**** DATA ENTRIES
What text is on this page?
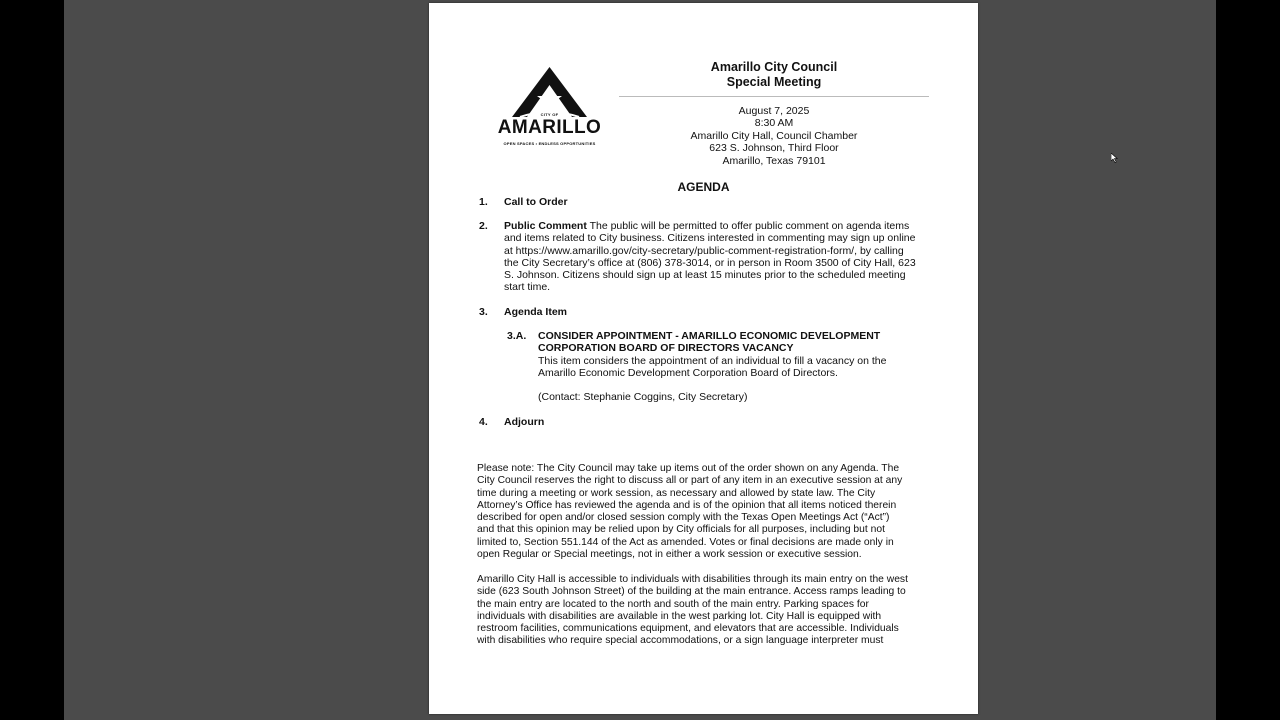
CITY OF
AMARILLO
OPEN SPACES • ENDLESS OPPORTUNITIES
Amarillo City Council
Special Meeting
August 7, 2025
8:30 AM
Amarillo City Hall, Council Chamber
623 S. Johnson, Third Floor
Amarillo, Texas 79101
AGENDA
1. Call to Order
2. Public Comment The public will be permitted to offer public comment on agenda items
and items related to City business. Citizens interested in commenting may sign up online
at https://www.amarillo.gov/city-secretary/public-comment-registration-form/, by calling
the City Secretary’s office at (806) 378-3014, or in person in Room 3500 of City Hall, 623
S. Johnson. Citizens should sign up at least 15 minutes prior to the scheduled meeting
start time.
3. Agenda Item
3.A. CONSIDER APPOINTMENT - AMARILLO ECONOMIC DEVELOPMENT
CORPORATION BOARD OF DIRECTORS VACANCY
This item considers the appointment of an individual to fill a vacancy on the
Amarillo Economic Development Corporation Board of Directors.
(Contact: Stephanie Coggins, City Secretary)
4. Adjourn
Please note: The City Council may take up items out of the order shown on any Agenda. The
City Council reserves the right to discuss all or part of any item in an executive session at any
time during a meeting or work session, as necessary and allowed by state law. The City
Attorney’s Office has reviewed the agenda and is of the opinion that all items noticed therein
described for open and/or closed session comply with the Texas Open Meetings Act (“Act”)
and that this opinion may be relied upon by City officials for all purposes, including but not
limited to, Section 551.144 of the Act as amended. Votes or final decisions are made only in
open Regular or Special meetings, not in either a work session or executive session.
Amarillo City Hall is accessible to individuals with disabilities through its main entry on the west
side (623 South Johnson Street) of the building at the main entrance. Access ramps leading to
the main entry are located to the north and south of the main entry. Parking spaces for
individuals with disabilities are available in the west parking lot. City Hall is equipped with
restroom facilities, communications equipment, and elevators that are accessible. Individuals
with disabilities who require special accommodations, or a sign language interpreter must
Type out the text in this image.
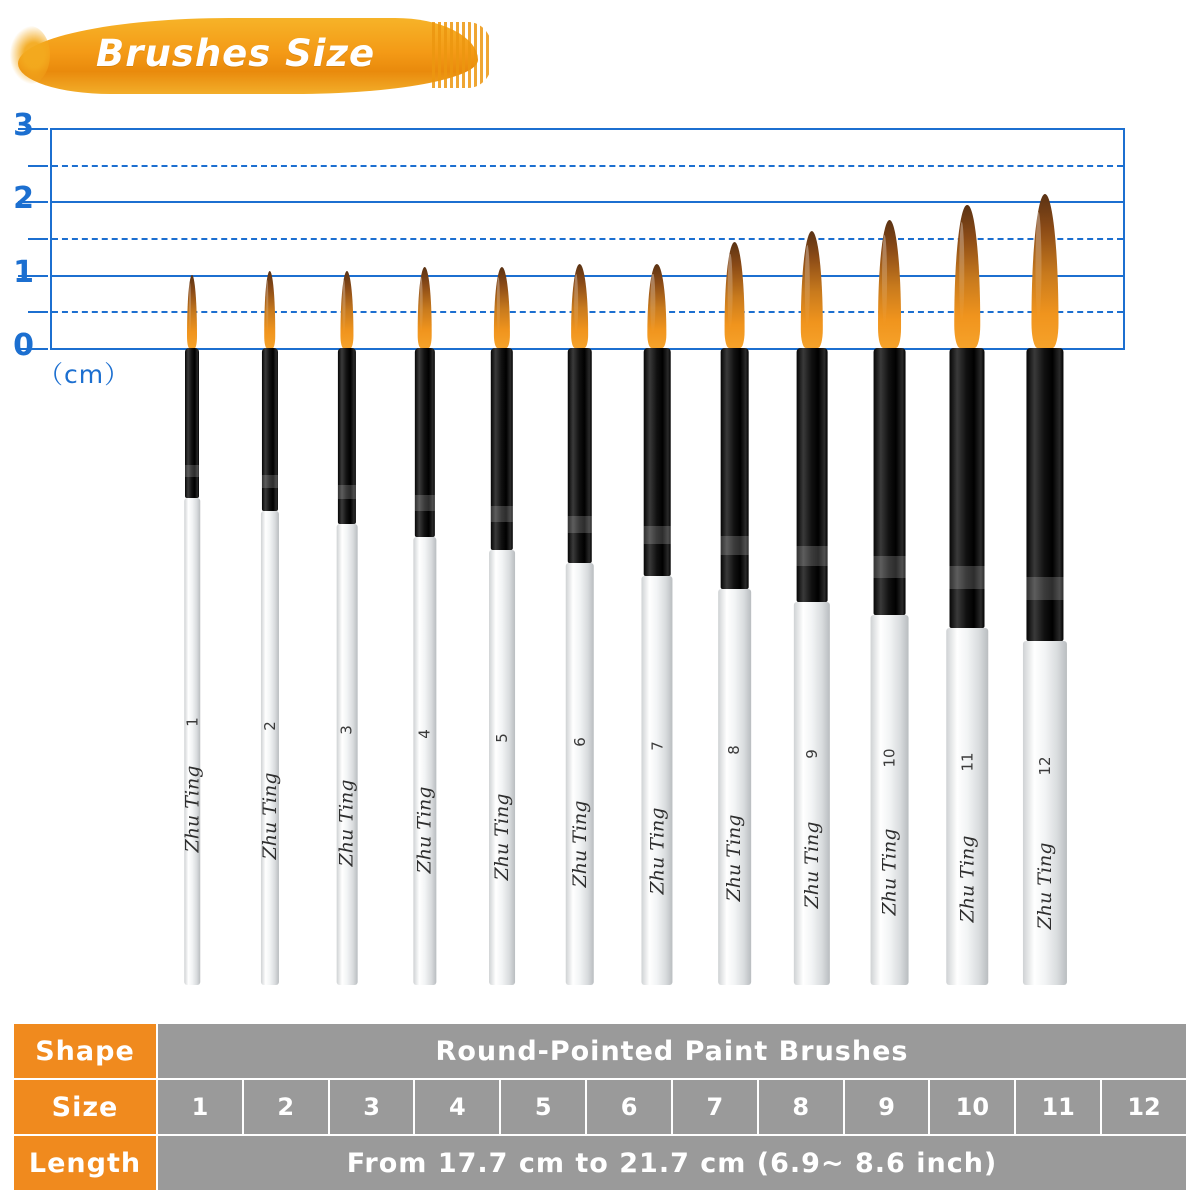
Brushes Size
3
2
1
0
（cm）
1
Zhu Ting
2
Zhu Ting
3
Zhu Ting
4
Zhu Ting
5
Zhu Ting
6
Zhu Ting
7
Zhu Ting
8
Zhu Ting
9
Zhu Ting
10
Zhu Ting
11
Zhu Ting
12
Zhu Ting
Shape	Round-Pointed Paint Brushes											
Size	1	2	3	4	5	6	7	8	9	10	11	12
Length	From 17.7 cm to 21.7 cm (6.9~ 8.6 inch)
********
- _TASK_
Omit every picture while copying the listing above exactly.

- _ANSWER TO THE PROBLEM_
What text is on this page?
CITY OF
AMARILLO
OPEN SPACES • ENDLESS OPPORTUNITIES
Amarillo City Council
Special Meeting
August 7, 2025
8:30 AM
Amarillo City Hall, Council Chamber
623 S. Johnson, Third Floor
Amarillo, Texas 79101
AGENDA
1. Call to Order
2. Public Comment The public will be permitted to offer public comment on agenda items
and items related to City business. Citizens interested in commenting may sign up online
at https://www.amarillo.gov/city-secretary/public-comment-registration-form/, by calling
the City Secretary’s office at (806) 378-3014, or in person in Room 3500 of City Hall, 623
S. Johnson. Citizens should sign up at least 15 minutes prior to the scheduled meeting
start time.
3. Agenda Item
3.A. CONSIDER APPOINTMENT - AMARILLO ECONOMIC DEVELOPMENT
CORPORATION BOARD OF DIRECTORS VACANCY
This item considers the appointment of an individual to fill a vacancy on the
Amarillo Economic Development Corporation Board of Directors.
(Contact: Stephanie Coggins, City Secretary)
4. Adjourn
Please note: The City Council may take up items out of the order shown on any Agenda. The
City Council reserves the right to discuss all or part of any item in an executive session at any
time during a meeting or work session, as necessary and allowed by state law. The City
Attorney’s Office has reviewed the agenda and is of the opinion that all items noticed therein
described for open and/or closed session comply with the Texas Open Meetings Act (“Act”)
and that this opinion may be relied upon by City officials for all purposes, including but not
limited to, Section 551.144 of the Act as amended. Votes or final decisions are made only in
open Regular or Special meetings, not in either a work session or executive session.
Amarillo City Hall is accessible to individuals with disabilities through its main entry on the west
side (623 South Johnson Street) of the building at the main entrance. Access ramps leading to
the main entry are located to the north and south of the main entry. Parking spaces for
individuals with disabilities are available in the west parking lot. City Hall is equipped with
restroom facilities, communications equipment, and elevators that are accessible. Individuals
with disabilities who require special accommodations, or a sign language interpreter must
Type out the text in this image.
Brushes Size
3
2
1
0
（cm）
1
Zhu Ting
2
Zhu Ting
3
Zhu Ting
4
Zhu Ting
5
Zhu Ting
6
Zhu Ting
7
Zhu Ting
8
Zhu Ting
9
Zhu Ting
10
Zhu Ting
11
Zhu Ting
12
Zhu Ting
Shape	Round-Pointed Paint Brushes											
Size	1	2	3	4	5	6	7	8	9	10	11	12
Length	From 17.7 cm to 21.7 cm (6.9~ 8.6 inch)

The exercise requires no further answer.